#### [What is expected]
Please output the records below in full, exactly as given, but without the images.

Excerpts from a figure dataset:
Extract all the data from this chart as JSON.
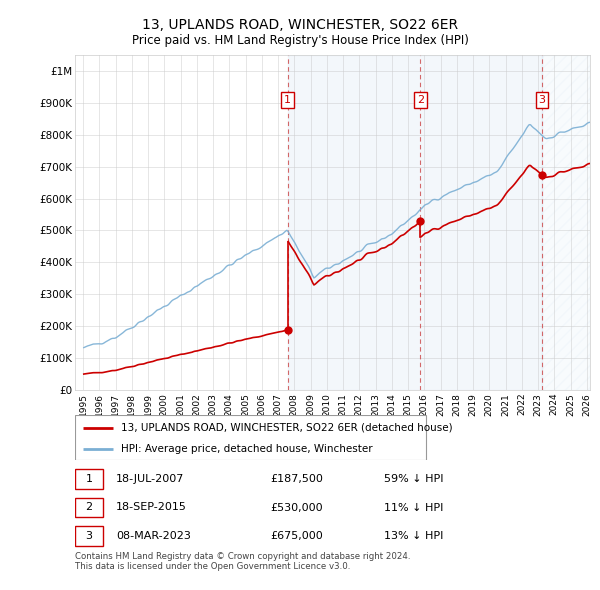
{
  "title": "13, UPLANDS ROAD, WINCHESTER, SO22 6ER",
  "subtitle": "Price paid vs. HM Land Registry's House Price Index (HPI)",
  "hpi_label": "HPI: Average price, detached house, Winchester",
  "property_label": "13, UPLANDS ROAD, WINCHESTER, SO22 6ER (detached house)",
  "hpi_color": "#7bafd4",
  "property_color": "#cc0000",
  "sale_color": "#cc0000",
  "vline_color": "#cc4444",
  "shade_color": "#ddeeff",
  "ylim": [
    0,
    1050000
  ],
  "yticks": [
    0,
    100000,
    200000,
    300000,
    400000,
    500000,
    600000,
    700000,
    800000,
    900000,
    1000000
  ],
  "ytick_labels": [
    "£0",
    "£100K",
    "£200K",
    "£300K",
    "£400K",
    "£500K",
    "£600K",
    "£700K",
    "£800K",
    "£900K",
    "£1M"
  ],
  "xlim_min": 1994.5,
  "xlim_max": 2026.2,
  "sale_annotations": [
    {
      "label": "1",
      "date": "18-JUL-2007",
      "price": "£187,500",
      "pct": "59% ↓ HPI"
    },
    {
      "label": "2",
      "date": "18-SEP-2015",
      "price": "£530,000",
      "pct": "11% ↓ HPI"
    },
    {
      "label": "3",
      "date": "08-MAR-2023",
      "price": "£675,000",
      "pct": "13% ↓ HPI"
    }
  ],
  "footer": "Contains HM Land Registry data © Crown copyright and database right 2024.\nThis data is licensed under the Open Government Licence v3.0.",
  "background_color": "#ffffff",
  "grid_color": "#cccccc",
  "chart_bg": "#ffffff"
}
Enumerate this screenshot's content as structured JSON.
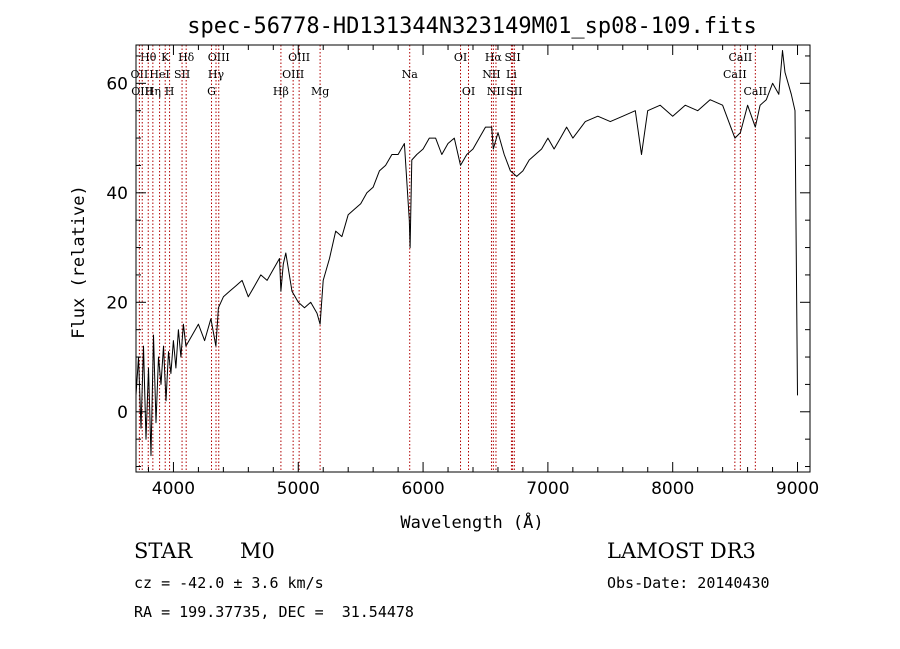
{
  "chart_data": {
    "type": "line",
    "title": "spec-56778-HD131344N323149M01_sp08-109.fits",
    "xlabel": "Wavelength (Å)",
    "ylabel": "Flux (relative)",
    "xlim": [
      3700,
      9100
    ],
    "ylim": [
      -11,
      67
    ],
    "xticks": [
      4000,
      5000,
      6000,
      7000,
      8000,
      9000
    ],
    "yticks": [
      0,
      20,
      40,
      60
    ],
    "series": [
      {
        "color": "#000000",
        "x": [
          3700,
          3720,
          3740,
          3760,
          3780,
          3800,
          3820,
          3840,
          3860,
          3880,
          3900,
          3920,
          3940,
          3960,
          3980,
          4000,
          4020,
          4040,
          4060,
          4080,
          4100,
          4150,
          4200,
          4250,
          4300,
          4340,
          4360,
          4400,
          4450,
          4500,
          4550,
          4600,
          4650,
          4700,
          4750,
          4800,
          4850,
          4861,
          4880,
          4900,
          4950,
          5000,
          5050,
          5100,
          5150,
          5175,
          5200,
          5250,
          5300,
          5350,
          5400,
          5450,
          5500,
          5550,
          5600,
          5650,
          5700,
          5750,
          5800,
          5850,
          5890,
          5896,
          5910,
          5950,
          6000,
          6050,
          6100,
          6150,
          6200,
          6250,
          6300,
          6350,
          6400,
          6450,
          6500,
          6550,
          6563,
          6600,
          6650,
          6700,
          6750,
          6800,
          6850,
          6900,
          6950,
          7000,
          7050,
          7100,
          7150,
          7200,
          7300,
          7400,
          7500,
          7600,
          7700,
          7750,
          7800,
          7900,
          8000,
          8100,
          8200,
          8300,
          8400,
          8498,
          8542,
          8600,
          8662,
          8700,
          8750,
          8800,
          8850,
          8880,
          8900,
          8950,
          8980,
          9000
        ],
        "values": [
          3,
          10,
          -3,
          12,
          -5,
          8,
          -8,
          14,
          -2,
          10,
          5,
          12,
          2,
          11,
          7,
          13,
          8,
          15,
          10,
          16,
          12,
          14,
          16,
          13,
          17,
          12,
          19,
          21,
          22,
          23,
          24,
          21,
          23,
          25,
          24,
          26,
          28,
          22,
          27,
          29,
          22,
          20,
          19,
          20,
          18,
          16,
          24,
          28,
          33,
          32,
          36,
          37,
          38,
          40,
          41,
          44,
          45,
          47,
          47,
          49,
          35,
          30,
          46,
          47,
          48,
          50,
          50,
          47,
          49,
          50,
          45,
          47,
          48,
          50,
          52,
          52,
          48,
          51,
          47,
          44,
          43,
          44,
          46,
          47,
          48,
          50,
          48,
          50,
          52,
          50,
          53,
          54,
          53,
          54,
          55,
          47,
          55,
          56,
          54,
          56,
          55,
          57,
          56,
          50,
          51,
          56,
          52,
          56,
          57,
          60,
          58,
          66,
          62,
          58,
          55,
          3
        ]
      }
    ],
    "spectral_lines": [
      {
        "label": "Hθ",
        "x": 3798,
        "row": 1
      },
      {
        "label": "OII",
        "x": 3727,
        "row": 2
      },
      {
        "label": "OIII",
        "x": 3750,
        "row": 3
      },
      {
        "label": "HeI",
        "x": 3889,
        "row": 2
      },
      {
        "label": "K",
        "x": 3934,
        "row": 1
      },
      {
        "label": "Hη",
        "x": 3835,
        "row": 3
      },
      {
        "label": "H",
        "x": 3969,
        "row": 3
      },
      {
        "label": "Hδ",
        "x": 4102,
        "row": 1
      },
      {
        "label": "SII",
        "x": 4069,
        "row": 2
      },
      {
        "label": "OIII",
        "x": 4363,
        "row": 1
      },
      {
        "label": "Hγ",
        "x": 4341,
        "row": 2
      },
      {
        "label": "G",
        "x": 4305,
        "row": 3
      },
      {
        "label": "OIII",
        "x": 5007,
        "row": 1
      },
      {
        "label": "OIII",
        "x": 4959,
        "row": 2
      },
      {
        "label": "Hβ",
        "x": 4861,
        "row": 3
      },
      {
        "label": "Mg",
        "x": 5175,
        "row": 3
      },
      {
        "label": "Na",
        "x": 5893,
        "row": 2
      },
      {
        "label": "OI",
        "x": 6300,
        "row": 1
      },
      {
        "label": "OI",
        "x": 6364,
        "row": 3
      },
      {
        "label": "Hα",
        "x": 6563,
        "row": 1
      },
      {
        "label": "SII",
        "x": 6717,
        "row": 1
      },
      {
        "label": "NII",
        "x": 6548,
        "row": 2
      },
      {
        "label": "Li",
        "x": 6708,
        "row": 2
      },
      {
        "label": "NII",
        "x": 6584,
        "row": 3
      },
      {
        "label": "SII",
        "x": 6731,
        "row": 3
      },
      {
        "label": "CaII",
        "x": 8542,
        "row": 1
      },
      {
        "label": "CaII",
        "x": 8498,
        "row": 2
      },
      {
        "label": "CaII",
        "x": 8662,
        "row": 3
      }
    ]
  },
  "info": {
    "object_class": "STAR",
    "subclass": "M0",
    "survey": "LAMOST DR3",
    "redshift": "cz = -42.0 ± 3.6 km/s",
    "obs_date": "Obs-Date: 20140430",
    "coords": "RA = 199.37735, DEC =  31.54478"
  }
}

#### [Written solution]
Extract all the data from this chart as JSON.
{
  "title": "13, UPLANDS ROAD, WINCHESTER, SO22 6ER",
  "subtitle": "Price paid vs. HM Land Registry's House Price Index (HPI)",
  "hpi_label": "HPI: Average price, detached house, Winchester",
  "property_label": "13, UPLANDS ROAD, WINCHESTER, SO22 6ER (detached house)",
  "hpi_color": "#7bafd4",
  "property_color": "#cc0000",
  "sale_color": "#cc0000",
  "vline_color": "#cc4444",
  "shade_color": "#ddeeff",
  "ylim": [
    0,
    1050000
  ],
  "yticks": [
    0,
    100000,
    200000,
    300000,
    400000,
    500000,
    600000,
    700000,
    800000,
    900000,
    1000000
  ],
  "ytick_labels": [
    "£0",
    "£100K",
    "£200K",
    "£300K",
    "£400K",
    "£500K",
    "£600K",
    "£700K",
    "£800K",
    "£900K",
    "£1M"
  ],
  "xlim_min": 1994.5,
  "xlim_max": 2026.2,
  "sale_annotations": [
    {
      "label": "1",
      "date": "18-JUL-2007",
      "price": "£187,500",
      "pct": "59% ↓ HPI"
    },
    {
      "label": "2",
      "date": "18-SEP-2015",
      "price": "£530,000",
      "pct": "11% ↓ HPI"
    },
    {
      "label": "3",
      "date": "08-MAR-2023",
      "price": "£675,000",
      "pct": "13% ↓ HPI"
    }
  ],
  "footer": "Contains HM Land Registry data © Crown copyright and database right 2024.\nThis data is licensed under the Open Government Licence v3.0.",
  "background_color": "#ffffff",
  "grid_color": "#cccccc",
  "chart_bg": "#ffffff"
}
Enumerate this screenshot's content as structured JSON.
{
  "chart_data": {
    "type": "line",
    "title": "spec-56778-HD131344N323149M01_sp08-109.fits",
    "xlabel": "Wavelength (Å)",
    "ylabel": "Flux (relative)",
    "xlim": [
      3700,
      9100
    ],
    "ylim": [
      -11,
      67
    ],
    "xticks": [
      4000,
      5000,
      6000,
      7000,
      8000,
      9000
    ],
    "yticks": [
      0,
      20,
      40,
      60
    ],
    "series": [
      {
        "color": "#000000",
        "x": [
          3700,
          3720,
          3740,
          3760,
          3780,
          3800,
          3820,
          3840,
          3860,
          3880,
          3900,
          3920,
          3940,
          3960,
          3980,
          4000,
          4020,
          4040,
          4060,
          4080,
          4100,
          4150,
          4200,
          4250,
          4300,
          4340,
          4360,
          4400,
          4450,
          4500,
          4550,
          4600,
          4650,
          4700,
          4750,
          4800,
          4850,
          4861,
          4880,
          4900,
          4950,
          5000,
          5050,
          5100,
          5150,
          5175,
          5200,
          5250,
          5300,
          5350,
          5400,
          5450,
          5500,
          5550,
          5600,
          5650,
          5700,
          5750,
          5800,
          5850,
          5890,
          5896,
          5910,
          5950,
          6000,
          6050,
          6100,
          6150,
          6200,
          6250,
          6300,
          6350,
          6400,
          6450,
          6500,
          6550,
          6563,
          6600,
          6650,
          6700,
          6750,
          6800,
          6850,
          6900,
          6950,
          7000,
          7050,
          7100,
          7150,
          7200,
          7300,
          7400,
          7500,
          7600,
          7700,
          7750,
          7800,
          7900,
          8000,
          8100,
          8200,
          8300,
          8400,
          8498,
          8542,
          8600,
          8662,
          8700,
          8750,
          8800,
          8850,
          8880,
          8900,
          8950,
          8980,
          9000
        ],
        "values": [
          3,
          10,
          -3,
          12,
          -5,
          8,
          -8,
          14,
          -2,
          10,
          5,
          12,
          2,
          11,
          7,
          13,
          8,
          15,
          10,
          16,
          12,
          14,
          16,
          13,
          17,
          12,
          19,
          21,
          22,
          23,
          24,
          21,
          23,
          25,
          24,
          26,
          28,
          22,
          27,
          29,
          22,
          20,
          19,
          20,
          18,
          16,
          24,
          28,
          33,
          32,
          36,
          37,
          38,
          40,
          41,
          44,
          45,
          47,
          47,
          49,
          35,
          30,
          46,
          47,
          48,
          50,
          50,
          47,
          49,
          50,
          45,
          47,
          48,
          50,
          52,
          52,
          48,
          51,
          47,
          44,
          43,
          44,
          46,
          47,
          48,
          50,
          48,
          50,
          52,
          50,
          53,
          54,
          53,
          54,
          55,
          47,
          55,
          56,
          54,
          56,
          55,
          57,
          56,
          50,
          51,
          56,
          52,
          56,
          57,
          60,
          58,
          66,
          62,
          58,
          55,
          3
        ]
      }
    ],
    "spectral_lines": [
      {
        "label": "Hθ",
        "x": 3798,
        "row": 1
      },
      {
        "label": "OII",
        "x": 3727,
        "row": 2
      },
      {
        "label": "OIII",
        "x": 3750,
        "row": 3
      },
      {
        "label": "HeI",
        "x": 3889,
        "row": 2
      },
      {
        "label": "K",
        "x": 3934,
        "row": 1
      },
      {
        "label": "Hη",
        "x": 3835,
        "row": 3
      },
      {
        "label": "H",
        "x": 3969,
        "row": 3
      },
      {
        "label": "Hδ",
        "x": 4102,
        "row": 1
      },
      {
        "label": "SII",
        "x": 4069,
        "row": 2
      },
      {
        "label": "OIII",
        "x": 4363,
        "row": 1
      },
      {
        "label": "Hγ",
        "x": 4341,
        "row": 2
      },
      {
        "label": "G",
        "x": 4305,
        "row": 3
      },
      {
        "label": "OIII",
        "x": 5007,
        "row": 1
      },
      {
        "label": "OIII",
        "x": 4959,
        "row": 2
      },
      {
        "label": "Hβ",
        "x": 4861,
        "row": 3
      },
      {
        "label": "Mg",
        "x": 5175,
        "row": 3
      },
      {
        "label": "Na",
        "x": 5893,
        "row": 2
      },
      {
        "label": "OI",
        "x": 6300,
        "row": 1
      },
      {
        "label": "OI",
        "x": 6364,
        "row": 3
      },
      {
        "label": "Hα",
        "x": 6563,
        "row": 1
      },
      {
        "label": "SII",
        "x": 6717,
        "row": 1
      },
      {
        "label": "NII",
        "x": 6548,
        "row": 2
      },
      {
        "label": "Li",
        "x": 6708,
        "row": 2
      },
      {
        "label": "NII",
        "x": 6584,
        "row": 3
      },
      {
        "label": "SII",
        "x": 6731,
        "row": 3
      },
      {
        "label": "CaII",
        "x": 8542,
        "row": 1
      },
      {
        "label": "CaII",
        "x": 8498,
        "row": 2
      },
      {
        "label": "CaII",
        "x": 8662,
        "row": 3
      }
    ]
  },
  "info": {
    "object_class": "STAR",
    "subclass": "M0",
    "survey": "LAMOST DR3",
    "redshift": "cz = -42.0 ± 3.6 km/s",
    "obs_date": "Obs-Date: 20140430",
    "coords": "RA = 199.37735, DEC =  31.54478"
  }
}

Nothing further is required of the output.